Work to complete
Leaving out the pictures, transcribe all of the records faithfully.

#### The data ####

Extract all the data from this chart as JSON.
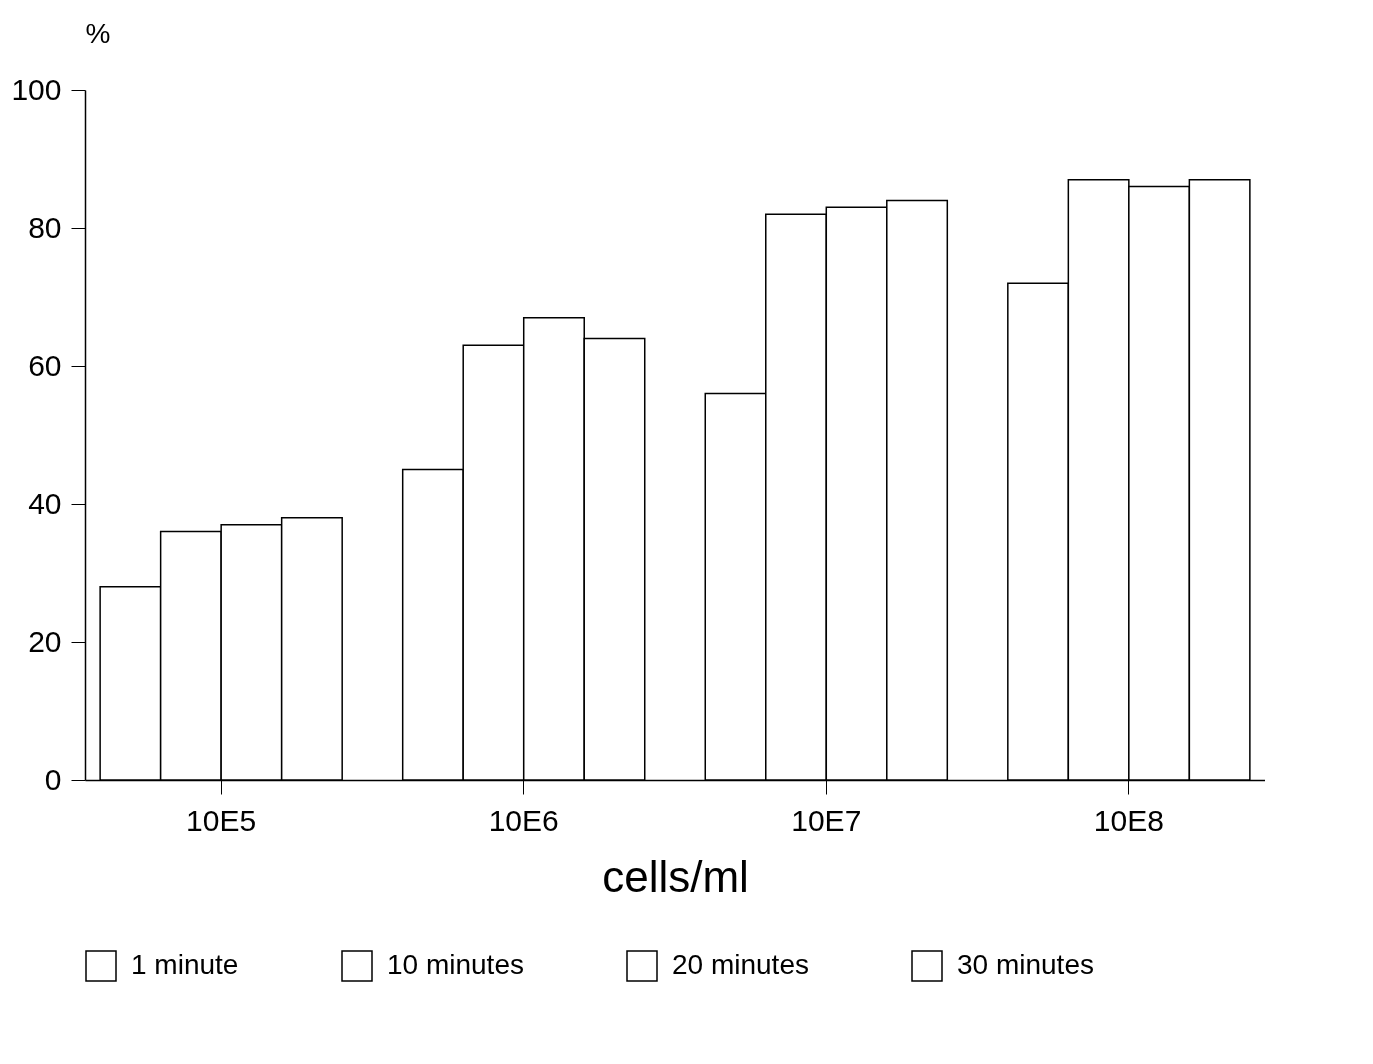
{
  "chart_data": {
    "type": "bar",
    "xlabel": "cells/ml",
    "ylabel": "%",
    "categories": [
      "10E5",
      "10E6",
      "10E7",
      "10E8"
    ],
    "series": [
      {
        "name": "1 minute",
        "color": "#ffffff",
        "values": [
          28,
          45,
          56,
          72
        ]
      },
      {
        "name": "10 minutes",
        "color": "#ffffff",
        "values": [
          36,
          63,
          82,
          87
        ]
      },
      {
        "name": "20 minutes",
        "color": "#ffffff",
        "values": [
          37,
          67,
          83,
          86
        ]
      },
      {
        "name": "30 minutes",
        "color": "#ffffff",
        "values": [
          38,
          64,
          84,
          87
        ]
      }
    ],
    "ylim": [
      0,
      100
    ],
    "yticks": [
      0,
      20,
      40,
      60,
      80,
      100
    ],
    "grid": false,
    "legend": "bottom"
  }
}
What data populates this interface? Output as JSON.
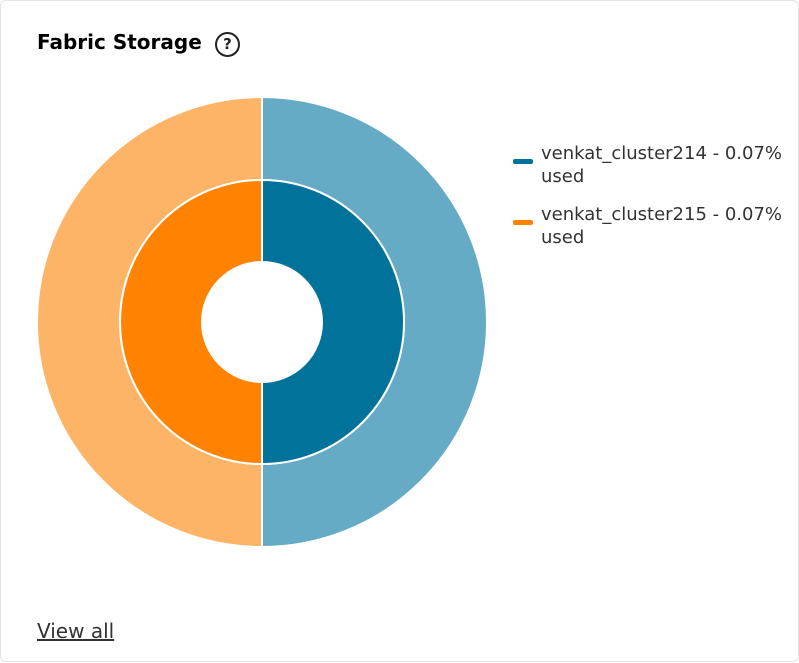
{
  "header": {
    "title": "Fabric Storage"
  },
  "chart_data": {
    "type": "pie",
    "categories": [
      "venkat_cluster214 - 0.07% used",
      "venkat_cluster215 - 0.07% used"
    ],
    "values": [
      0.07,
      0.07
    ],
    "colors": [
      "#01739a",
      "#ff8300"
    ],
    "outer_colors": [
      "#66abc6",
      "#feb466"
    ]
  },
  "footer": {
    "link": "View all"
  }
}
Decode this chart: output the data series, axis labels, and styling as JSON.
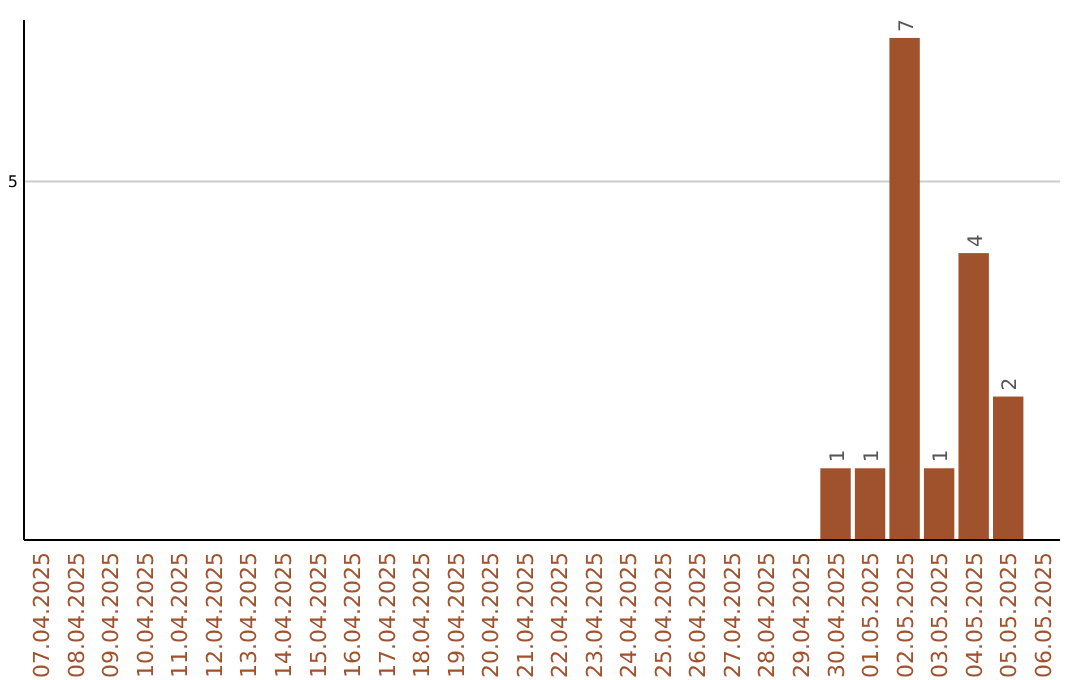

####

Reply
Extract all the data from this chart as JSON.
{
  "chart_data": {
    "type": "bar",
    "xlabel": "cells/ml",
    "ylabel": "%",
    "categories": [
      "10E5",
      "10E6",
      "10E7",
      "10E8"
    ],
    "series": [
      {
        "name": "1 minute",
        "color": "#ffffff",
        "values": [
          28,
          45,
          56,
          72
        ]
      },
      {
        "name": "10 minutes",
        "color": "#ffffff",
        "values": [
          36,
          63,
          82,
          87
        ]
      },
      {
        "name": "20 minutes",
        "color": "#ffffff",
        "values": [
          37,
          67,
          83,
          86
        ]
      },
      {
        "name": "30 minutes",
        "color": "#ffffff",
        "values": [
          38,
          64,
          84,
          87
        ]
      }
    ],
    "ylim": [
      0,
      100
    ],
    "yticks": [
      0,
      20,
      40,
      60,
      80,
      100
    ],
    "grid": false,
    "legend": "bottom"
  }
}
What data populates this interface? Output as JSON.
{
  "header": {
    "title": "Fabric Storage"
  },
  "chart_data": {
    "type": "pie",
    "categories": [
      "venkat_cluster214 - 0.07% used",
      "venkat_cluster215 - 0.07% used"
    ],
    "values": [
      0.07,
      0.07
    ],
    "colors": [
      "#01739a",
      "#ff8300"
    ],
    "outer_colors": [
      "#66abc6",
      "#feb466"
    ]
  },
  "footer": {
    "link": "View all"
  }
}
Decode this chart: output the data series, axis labels, and styling as JSON.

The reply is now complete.